# Data to process start

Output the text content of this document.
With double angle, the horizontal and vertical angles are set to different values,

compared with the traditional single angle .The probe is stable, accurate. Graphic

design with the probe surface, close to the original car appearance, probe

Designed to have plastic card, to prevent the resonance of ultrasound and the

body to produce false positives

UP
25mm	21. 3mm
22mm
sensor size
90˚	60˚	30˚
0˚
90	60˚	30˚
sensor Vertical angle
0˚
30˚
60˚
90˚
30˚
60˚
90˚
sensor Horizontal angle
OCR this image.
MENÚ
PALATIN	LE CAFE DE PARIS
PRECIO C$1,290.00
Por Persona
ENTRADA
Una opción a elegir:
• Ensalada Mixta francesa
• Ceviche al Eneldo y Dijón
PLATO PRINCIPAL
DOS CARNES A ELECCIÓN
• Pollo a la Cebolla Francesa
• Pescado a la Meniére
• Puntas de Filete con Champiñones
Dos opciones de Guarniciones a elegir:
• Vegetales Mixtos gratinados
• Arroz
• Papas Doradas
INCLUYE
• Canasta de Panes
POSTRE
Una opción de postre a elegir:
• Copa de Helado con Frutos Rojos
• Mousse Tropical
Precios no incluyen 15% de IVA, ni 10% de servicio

# Data to process end

» **What this task involves**
Exact copies of all the records are required.

» **Correct result**
Output the text content of this document.
With double angle, the horizontal and vertical angles are set to different values,

compared with the traditional single angle .The probe is stable, accurate. Graphic

design with the probe surface, close to the original car appearance, probe

Designed to have plastic card, to prevent the resonance of ultrasound and the

body to produce false positives

UP
25mm	21. 3mm
22mm
sensor size
90˚	60˚	30˚
0˚
90	60˚	30˚
sensor Vertical angle
0˚
30˚
60˚
90˚
30˚
60˚
90˚
sensor Horizontal angle
OCR this image.
MENÚ
PALATIN	LE CAFE DE PARIS
PRECIO C$1,290.00
Por Persona
ENTRADA
Una opción a elegir:
• Ensalada Mixta francesa
• Ceviche al Eneldo y Dijón
PLATO PRINCIPAL
DOS CARNES A ELECCIÓN
• Pollo a la Cebolla Francesa
• Pescado a la Meniére
• Puntas de Filete con Champiñones
Dos opciones de Guarniciones a elegir:
• Vegetales Mixtos gratinados
• Arroz
• Papas Doradas
INCLUYE
• Canasta de Panes
POSTRE
Una opción de postre a elegir:
• Copa de Helado con Frutos Rojos
• Mousse Tropical
Precios no incluyen 15% de IVA, ni 10% de servicio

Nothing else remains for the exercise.